[Recorded data]
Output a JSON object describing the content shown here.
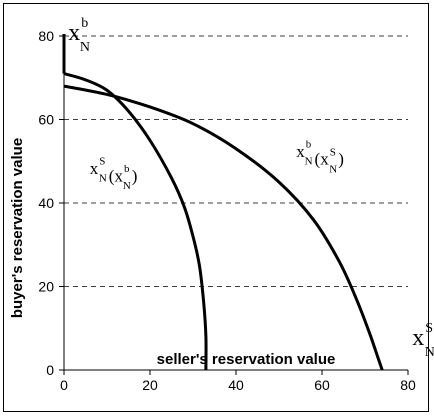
{
  "chart_data": {
    "type": "line",
    "ylabel": "buyer's reservation value",
    "xlabel": "seller's reservation value",
    "xlim": [
      0,
      80
    ],
    "ylim": [
      0,
      80
    ],
    "x_ticks": [
      "0",
      "20",
      "40",
      "60",
      "80"
    ],
    "y_ticks": [
      "0",
      "20",
      "40",
      "60",
      "80"
    ],
    "y_grid": true,
    "series": [
      {
        "points": [
          [
            0,
            71
          ],
          [
            5,
            69.5
          ],
          [
            10,
            67
          ],
          [
            15,
            62
          ],
          [
            20,
            55
          ],
          [
            25,
            46
          ],
          [
            28,
            39
          ],
          [
            30,
            32
          ],
          [
            31.5,
            25
          ],
          [
            32.5,
            16
          ],
          [
            33,
            8
          ],
          [
            33,
            0
          ]
        ]
      },
      {
        "points": [
          [
            0,
            68
          ],
          [
            10,
            66
          ],
          [
            20,
            63
          ],
          [
            30,
            59
          ],
          [
            40,
            53
          ],
          [
            50,
            45
          ],
          [
            58,
            36
          ],
          [
            64,
            26
          ],
          [
            68,
            17
          ],
          [
            71,
            9
          ],
          [
            73,
            3
          ],
          [
            74,
            0
          ]
        ]
      }
    ],
    "annotations": [
      {
        "id": "xbn",
        "main": "x",
        "sup": "b",
        "sub": "N",
        "at": [
          1,
          79
        ]
      },
      {
        "id": "xsn",
        "main": "x",
        "sup": "S",
        "sub": "N",
        "at": [
          81,
          6
        ]
      },
      {
        "id": "xsn-of-xbn",
        "main": "x",
        "sub": "N",
        "sup": "S",
        "inner": "x",
        "inner_sup": "b",
        "inner_sub": "N",
        "at": [
          6,
          47
        ]
      },
      {
        "id": "xbn-of-xsn",
        "main": "x",
        "sub": "N",
        "sup": "b",
        "inner": "x",
        "inner_sup": "S",
        "inner_sub": "N",
        "at": [
          54,
          51
        ]
      }
    ]
  }
}
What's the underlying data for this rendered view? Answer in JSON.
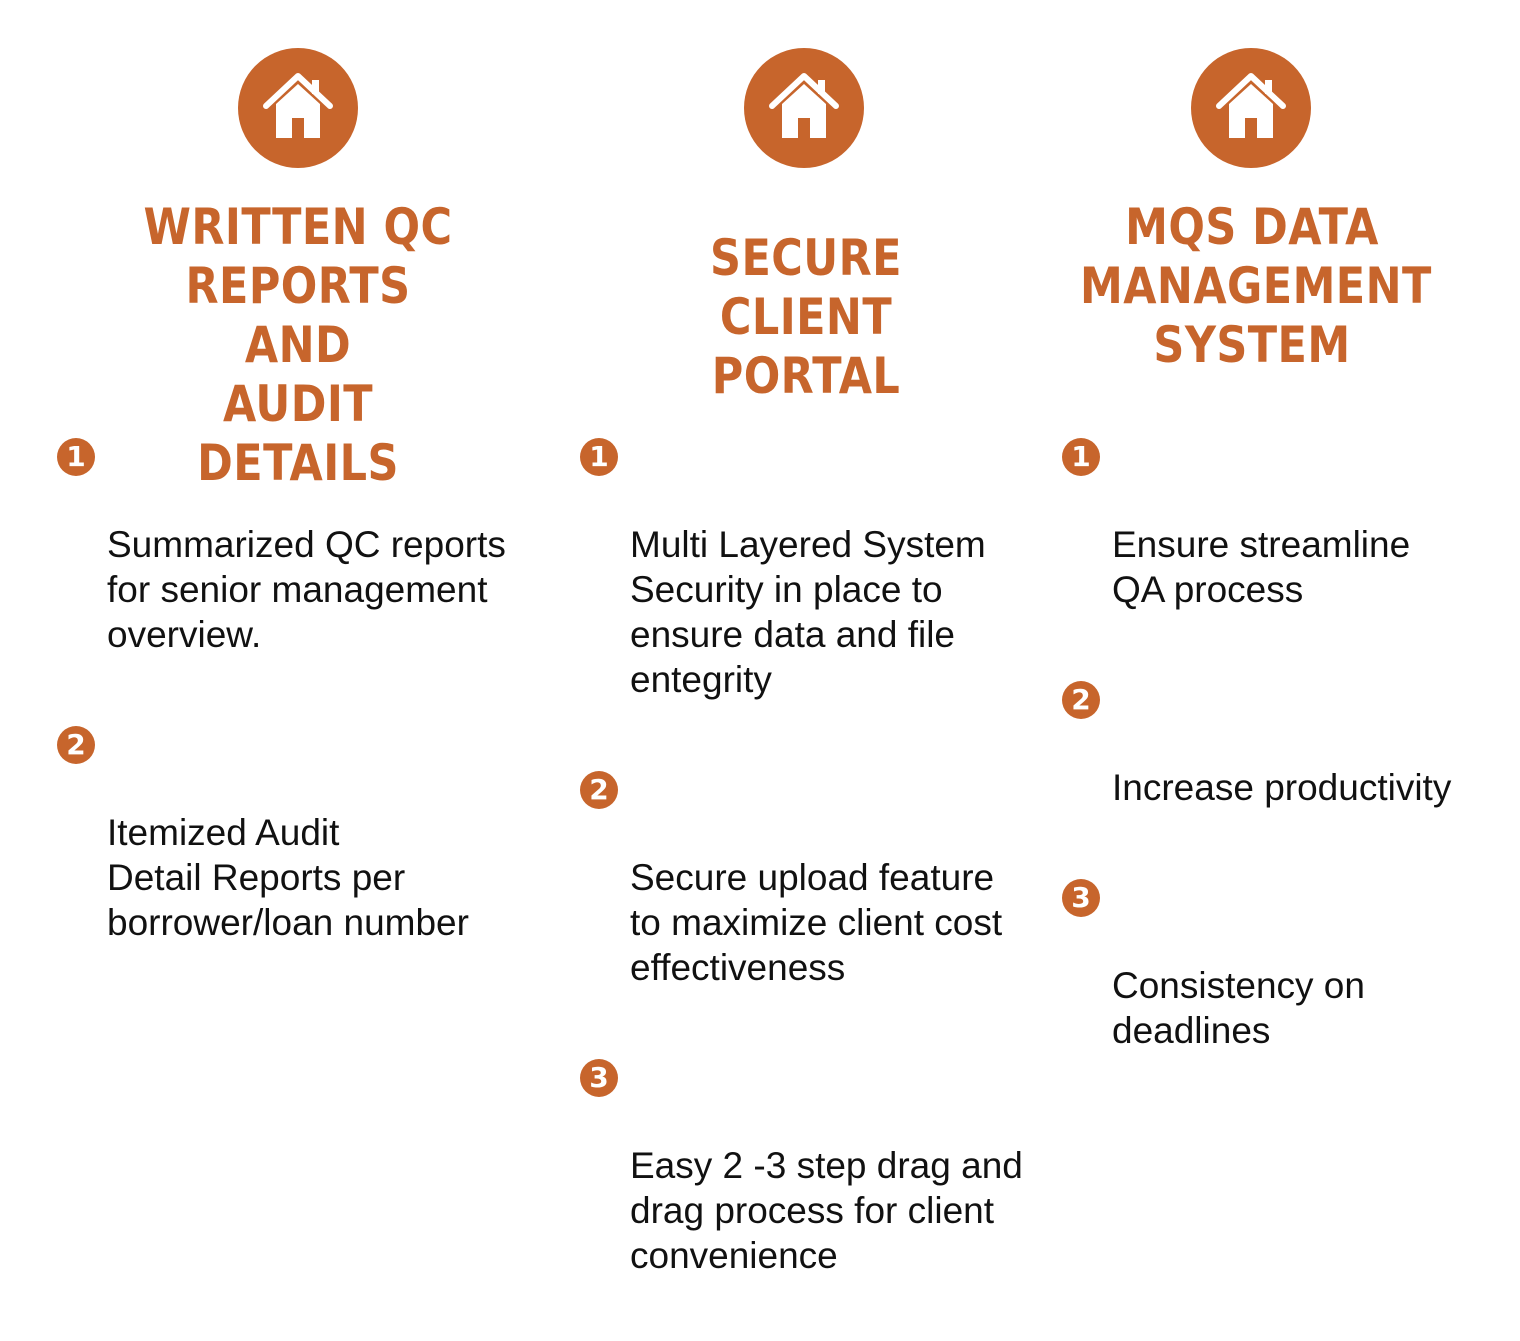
{
  "colors": {
    "accent": "#c7652c",
    "text": "#111111",
    "background": "#ffffff"
  },
  "columns": [
    {
      "icon": "home-icon",
      "title": "WRITTEN QC\nREPORTS AND\nAUDIT DETAILS",
      "items": [
        {
          "number": "1",
          "text": "Summarized QC reports\nfor senior management\noverview."
        },
        {
          "number": "2",
          "text": "Itemized Audit\nDetail Reports per\nborrower/loan number"
        }
      ]
    },
    {
      "icon": "home-icon",
      "title": "SECURE CLIENT\nPORTAL",
      "items": [
        {
          "number": "1",
          "text": "Multi Layered System\nSecurity in place to\nensure data and file\nentegrity"
        },
        {
          "number": "2",
          "text": "Secure upload feature\nto maximize client cost\neffectiveness"
        },
        {
          "number": "3",
          "text": "Easy 2 -3 step drag and\ndrag process for client\nconvenience"
        }
      ]
    },
    {
      "icon": "home-icon",
      "title": "MQS DATA\nMANAGEMENT\nSYSTEM",
      "items": [
        {
          "number": "1",
          "text": "Ensure streamline\nQA process"
        },
        {
          "number": "2",
          "text": "Increase productivity"
        },
        {
          "number": "3",
          "text": "Consistency on\ndeadlines"
        }
      ]
    }
  ]
}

* **What is needed**: Write out the full set of lines verbatim, without the pictures.

* **Full answer**:
Output a JSON object describing the content shown here.
{
  "chart_data": {
    "type": "line",
    "ylabel": "buyer's reservation value",
    "xlabel": "seller's reservation value",
    "xlim": [
      0,
      80
    ],
    "ylim": [
      0,
      80
    ],
    "x_ticks": [
      "0",
      "20",
      "40",
      "60",
      "80"
    ],
    "y_ticks": [
      "0",
      "20",
      "40",
      "60",
      "80"
    ],
    "y_grid": true,
    "series": [
      {
        "points": [
          [
            0,
            71
          ],
          [
            5,
            69.5
          ],
          [
            10,
            67
          ],
          [
            15,
            62
          ],
          [
            20,
            55
          ],
          [
            25,
            46
          ],
          [
            28,
            39
          ],
          [
            30,
            32
          ],
          [
            31.5,
            25
          ],
          [
            32.5,
            16
          ],
          [
            33,
            8
          ],
          [
            33,
            0
          ]
        ]
      },
      {
        "points": [
          [
            0,
            68
          ],
          [
            10,
            66
          ],
          [
            20,
            63
          ],
          [
            30,
            59
          ],
          [
            40,
            53
          ],
          [
            50,
            45
          ],
          [
            58,
            36
          ],
          [
            64,
            26
          ],
          [
            68,
            17
          ],
          [
            71,
            9
          ],
          [
            73,
            3
          ],
          [
            74,
            0
          ]
        ]
      }
    ],
    "annotations": [
      {
        "id": "xbn",
        "main": "x",
        "sup": "b",
        "sub": "N",
        "at": [
          1,
          79
        ]
      },
      {
        "id": "xsn",
        "main": "x",
        "sup": "S",
        "sub": "N",
        "at": [
          81,
          6
        ]
      },
      {
        "id": "xsn-of-xbn",
        "main": "x",
        "sub": "N",
        "sup": "S",
        "inner": "x",
        "inner_sup": "b",
        "inner_sub": "N",
        "at": [
          6,
          47
        ]
      },
      {
        "id": "xbn-of-xsn",
        "main": "x",
        "sub": "N",
        "sup": "b",
        "inner": "x",
        "inner_sup": "S",
        "inner_sub": "N",
        "at": [
          54,
          51
        ]
      }
    ]
  }
}
What's the underlying data for this rendered view? Answer in JSON.
{
  "colors": {
    "accent": "#c7652c",
    "text": "#111111",
    "background": "#ffffff"
  },
  "columns": [
    {
      "icon": "home-icon",
      "title": "WRITTEN QC\nREPORTS AND\nAUDIT DETAILS",
      "items": [
        {
          "number": "1",
          "text": "Summarized QC reports\nfor senior management\noverview."
        },
        {
          "number": "2",
          "text": "Itemized Audit\nDetail Reports per\nborrower/loan number"
        }
      ]
    },
    {
      "icon": "home-icon",
      "title": "SECURE CLIENT\nPORTAL",
      "items": [
        {
          "number": "1",
          "text": "Multi Layered System\nSecurity in place to\nensure data and file\nentegrity"
        },
        {
          "number": "2",
          "text": "Secure upload feature\nto maximize client cost\neffectiveness"
        },
        {
          "number": "3",
          "text": "Easy 2 -3 step drag and\ndrag process for client\nconvenience"
        }
      ]
    },
    {
      "icon": "home-icon",
      "title": "MQS DATA\nMANAGEMENT\nSYSTEM",
      "items": [
        {
          "number": "1",
          "text": "Ensure streamline\nQA process"
        },
        {
          "number": "2",
          "text": "Increase productivity"
        },
        {
          "number": "3",
          "text": "Consistency on\ndeadlines"
        }
      ]
    }
  ]
}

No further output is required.